- [WHAT IS NEEDED] How many lines in this material include the string "Diesel"? Answer with the number and nothing further.

- [RECORDS FOR THIS TASK]
===============
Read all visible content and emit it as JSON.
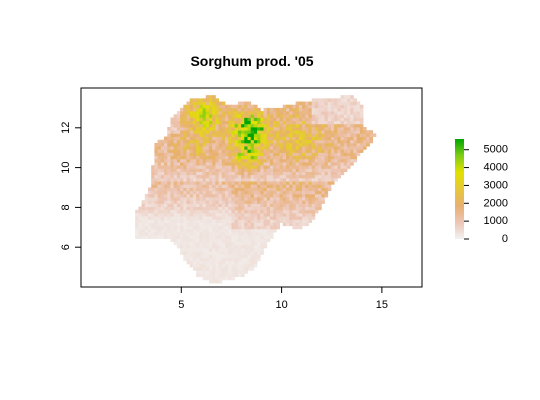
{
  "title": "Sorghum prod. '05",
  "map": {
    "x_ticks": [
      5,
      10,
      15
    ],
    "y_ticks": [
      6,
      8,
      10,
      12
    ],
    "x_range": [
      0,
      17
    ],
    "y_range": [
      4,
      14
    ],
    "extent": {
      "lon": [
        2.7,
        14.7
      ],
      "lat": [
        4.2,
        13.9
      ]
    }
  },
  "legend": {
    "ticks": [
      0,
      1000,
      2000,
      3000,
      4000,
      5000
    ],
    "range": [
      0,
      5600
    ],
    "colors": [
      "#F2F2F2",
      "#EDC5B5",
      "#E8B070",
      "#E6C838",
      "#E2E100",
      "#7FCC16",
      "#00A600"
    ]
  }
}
===============
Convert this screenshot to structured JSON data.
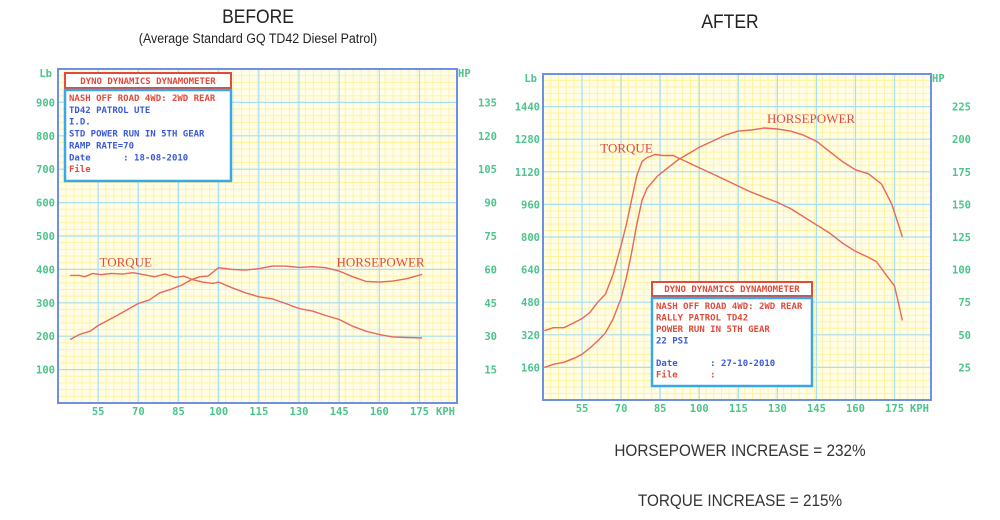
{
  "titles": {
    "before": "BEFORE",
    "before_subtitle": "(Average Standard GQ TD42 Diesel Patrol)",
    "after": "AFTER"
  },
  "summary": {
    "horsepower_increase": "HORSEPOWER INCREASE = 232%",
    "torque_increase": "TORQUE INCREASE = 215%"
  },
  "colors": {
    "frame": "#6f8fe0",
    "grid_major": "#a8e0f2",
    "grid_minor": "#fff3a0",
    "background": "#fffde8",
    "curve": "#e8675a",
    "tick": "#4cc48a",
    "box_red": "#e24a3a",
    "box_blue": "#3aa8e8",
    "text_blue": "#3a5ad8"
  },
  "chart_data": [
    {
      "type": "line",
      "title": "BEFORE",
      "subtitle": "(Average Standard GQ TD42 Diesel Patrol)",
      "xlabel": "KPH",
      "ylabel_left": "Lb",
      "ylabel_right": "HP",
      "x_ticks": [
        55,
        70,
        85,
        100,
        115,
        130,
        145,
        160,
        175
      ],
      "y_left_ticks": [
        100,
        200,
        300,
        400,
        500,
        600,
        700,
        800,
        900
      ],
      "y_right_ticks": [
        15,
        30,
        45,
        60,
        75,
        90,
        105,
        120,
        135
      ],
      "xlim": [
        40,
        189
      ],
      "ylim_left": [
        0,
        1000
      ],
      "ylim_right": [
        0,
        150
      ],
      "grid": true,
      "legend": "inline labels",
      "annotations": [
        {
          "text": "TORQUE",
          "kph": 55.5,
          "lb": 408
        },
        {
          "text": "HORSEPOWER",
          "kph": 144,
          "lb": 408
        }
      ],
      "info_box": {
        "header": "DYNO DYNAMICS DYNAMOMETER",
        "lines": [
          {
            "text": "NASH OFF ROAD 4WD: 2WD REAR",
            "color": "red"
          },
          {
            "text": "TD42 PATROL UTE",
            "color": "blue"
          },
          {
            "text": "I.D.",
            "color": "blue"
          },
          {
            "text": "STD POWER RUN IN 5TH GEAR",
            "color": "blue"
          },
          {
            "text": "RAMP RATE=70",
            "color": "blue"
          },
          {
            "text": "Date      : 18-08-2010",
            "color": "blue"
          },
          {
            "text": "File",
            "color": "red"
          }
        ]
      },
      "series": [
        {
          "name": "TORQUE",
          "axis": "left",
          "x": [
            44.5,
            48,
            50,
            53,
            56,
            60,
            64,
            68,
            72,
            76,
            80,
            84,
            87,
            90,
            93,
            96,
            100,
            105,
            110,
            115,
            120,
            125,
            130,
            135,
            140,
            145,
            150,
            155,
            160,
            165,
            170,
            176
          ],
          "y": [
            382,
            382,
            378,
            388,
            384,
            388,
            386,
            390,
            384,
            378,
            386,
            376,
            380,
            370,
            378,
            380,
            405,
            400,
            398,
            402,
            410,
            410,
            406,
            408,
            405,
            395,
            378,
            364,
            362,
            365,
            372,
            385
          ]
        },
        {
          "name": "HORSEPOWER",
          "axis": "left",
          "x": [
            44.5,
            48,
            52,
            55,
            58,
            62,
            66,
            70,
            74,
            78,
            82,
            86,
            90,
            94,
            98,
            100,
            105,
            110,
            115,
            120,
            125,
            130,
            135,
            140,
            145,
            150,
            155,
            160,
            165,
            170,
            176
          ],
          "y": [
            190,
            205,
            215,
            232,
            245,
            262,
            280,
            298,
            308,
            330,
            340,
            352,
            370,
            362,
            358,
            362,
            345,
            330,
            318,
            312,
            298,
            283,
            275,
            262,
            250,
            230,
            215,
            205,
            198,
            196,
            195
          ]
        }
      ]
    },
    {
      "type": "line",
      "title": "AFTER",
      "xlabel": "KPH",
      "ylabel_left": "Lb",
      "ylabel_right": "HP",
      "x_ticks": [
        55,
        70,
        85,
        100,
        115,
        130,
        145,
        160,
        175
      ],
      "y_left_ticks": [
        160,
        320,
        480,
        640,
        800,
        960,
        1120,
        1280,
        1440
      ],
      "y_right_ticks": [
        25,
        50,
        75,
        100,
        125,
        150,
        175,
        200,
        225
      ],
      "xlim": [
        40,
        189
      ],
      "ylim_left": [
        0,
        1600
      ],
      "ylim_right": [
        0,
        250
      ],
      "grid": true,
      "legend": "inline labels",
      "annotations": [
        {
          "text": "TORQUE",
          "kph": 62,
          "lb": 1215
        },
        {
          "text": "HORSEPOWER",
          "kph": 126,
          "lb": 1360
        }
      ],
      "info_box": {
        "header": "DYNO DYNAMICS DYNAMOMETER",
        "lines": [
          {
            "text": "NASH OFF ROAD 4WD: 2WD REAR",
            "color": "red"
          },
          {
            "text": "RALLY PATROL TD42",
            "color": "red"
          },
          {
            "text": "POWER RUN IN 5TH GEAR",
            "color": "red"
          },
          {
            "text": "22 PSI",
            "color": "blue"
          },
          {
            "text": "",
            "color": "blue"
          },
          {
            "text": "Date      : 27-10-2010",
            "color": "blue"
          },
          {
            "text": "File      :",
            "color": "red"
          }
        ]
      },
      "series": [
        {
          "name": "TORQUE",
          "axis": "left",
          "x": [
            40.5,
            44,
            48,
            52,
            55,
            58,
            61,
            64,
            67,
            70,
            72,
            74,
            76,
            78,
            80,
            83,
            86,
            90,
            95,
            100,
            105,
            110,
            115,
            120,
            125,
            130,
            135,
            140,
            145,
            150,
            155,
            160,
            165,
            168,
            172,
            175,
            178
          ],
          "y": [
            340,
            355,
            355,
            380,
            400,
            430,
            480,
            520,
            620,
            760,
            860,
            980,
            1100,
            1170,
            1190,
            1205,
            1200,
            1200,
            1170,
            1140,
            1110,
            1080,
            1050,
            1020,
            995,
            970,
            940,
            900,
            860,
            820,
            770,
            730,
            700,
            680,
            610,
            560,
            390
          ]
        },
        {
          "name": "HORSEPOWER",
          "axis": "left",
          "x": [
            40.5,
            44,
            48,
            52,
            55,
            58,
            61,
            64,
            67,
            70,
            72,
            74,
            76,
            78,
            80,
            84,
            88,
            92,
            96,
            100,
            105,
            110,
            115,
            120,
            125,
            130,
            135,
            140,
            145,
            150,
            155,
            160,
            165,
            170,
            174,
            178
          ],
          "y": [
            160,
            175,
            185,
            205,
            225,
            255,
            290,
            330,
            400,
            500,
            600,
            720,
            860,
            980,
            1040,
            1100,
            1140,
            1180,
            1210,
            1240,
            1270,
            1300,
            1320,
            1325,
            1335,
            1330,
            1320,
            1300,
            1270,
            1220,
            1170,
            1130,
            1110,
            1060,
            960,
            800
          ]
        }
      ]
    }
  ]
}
===============
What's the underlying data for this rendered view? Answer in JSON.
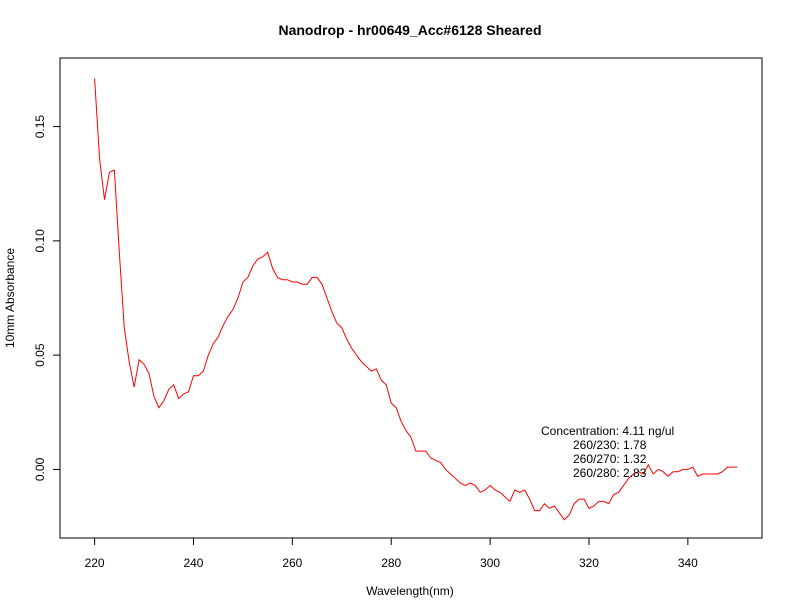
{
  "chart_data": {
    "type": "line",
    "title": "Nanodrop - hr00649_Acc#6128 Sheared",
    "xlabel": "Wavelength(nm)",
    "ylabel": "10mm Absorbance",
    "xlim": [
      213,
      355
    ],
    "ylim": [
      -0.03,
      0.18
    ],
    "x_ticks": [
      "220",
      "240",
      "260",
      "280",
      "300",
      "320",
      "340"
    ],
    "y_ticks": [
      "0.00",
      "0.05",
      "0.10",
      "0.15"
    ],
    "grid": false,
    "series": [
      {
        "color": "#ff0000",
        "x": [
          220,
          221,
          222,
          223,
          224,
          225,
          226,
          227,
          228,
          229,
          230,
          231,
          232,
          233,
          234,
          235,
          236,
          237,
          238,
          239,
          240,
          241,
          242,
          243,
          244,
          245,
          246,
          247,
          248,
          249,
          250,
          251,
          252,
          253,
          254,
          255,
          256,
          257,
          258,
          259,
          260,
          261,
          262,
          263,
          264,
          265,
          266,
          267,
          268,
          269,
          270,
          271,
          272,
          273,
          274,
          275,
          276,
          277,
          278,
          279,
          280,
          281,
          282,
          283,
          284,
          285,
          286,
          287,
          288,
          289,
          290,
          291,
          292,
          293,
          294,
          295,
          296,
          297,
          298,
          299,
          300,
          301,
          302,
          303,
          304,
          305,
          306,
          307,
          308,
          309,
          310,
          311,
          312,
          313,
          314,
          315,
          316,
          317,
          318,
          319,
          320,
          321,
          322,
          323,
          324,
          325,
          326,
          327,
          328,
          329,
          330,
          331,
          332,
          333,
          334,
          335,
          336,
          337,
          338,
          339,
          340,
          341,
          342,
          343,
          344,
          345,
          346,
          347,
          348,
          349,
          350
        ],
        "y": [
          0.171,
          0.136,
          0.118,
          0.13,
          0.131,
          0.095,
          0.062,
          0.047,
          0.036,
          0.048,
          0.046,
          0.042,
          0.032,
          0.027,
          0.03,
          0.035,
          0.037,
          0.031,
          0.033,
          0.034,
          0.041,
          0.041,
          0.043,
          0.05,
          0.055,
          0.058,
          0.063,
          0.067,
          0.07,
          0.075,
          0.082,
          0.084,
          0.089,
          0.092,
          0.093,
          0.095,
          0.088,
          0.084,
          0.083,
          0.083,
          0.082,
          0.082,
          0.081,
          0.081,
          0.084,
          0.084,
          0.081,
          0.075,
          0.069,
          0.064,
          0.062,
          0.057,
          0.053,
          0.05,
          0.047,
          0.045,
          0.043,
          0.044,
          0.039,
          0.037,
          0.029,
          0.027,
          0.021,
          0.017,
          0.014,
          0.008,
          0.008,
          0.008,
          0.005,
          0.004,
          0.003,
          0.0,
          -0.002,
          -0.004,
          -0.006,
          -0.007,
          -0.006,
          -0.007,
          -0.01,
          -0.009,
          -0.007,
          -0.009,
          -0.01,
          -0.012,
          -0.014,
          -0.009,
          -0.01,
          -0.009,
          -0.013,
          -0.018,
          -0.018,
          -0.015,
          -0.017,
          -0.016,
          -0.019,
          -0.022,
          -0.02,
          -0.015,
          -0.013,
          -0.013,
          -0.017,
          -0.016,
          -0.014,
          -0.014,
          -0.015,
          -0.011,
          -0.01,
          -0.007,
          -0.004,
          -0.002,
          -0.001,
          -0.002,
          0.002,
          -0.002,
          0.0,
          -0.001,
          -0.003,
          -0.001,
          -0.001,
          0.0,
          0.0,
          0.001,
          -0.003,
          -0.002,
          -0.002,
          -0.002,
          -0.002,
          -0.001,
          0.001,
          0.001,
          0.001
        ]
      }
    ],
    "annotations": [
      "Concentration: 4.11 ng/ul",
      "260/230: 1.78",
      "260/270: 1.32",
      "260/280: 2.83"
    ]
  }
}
===============
- [CORRECT OUTPUT] 2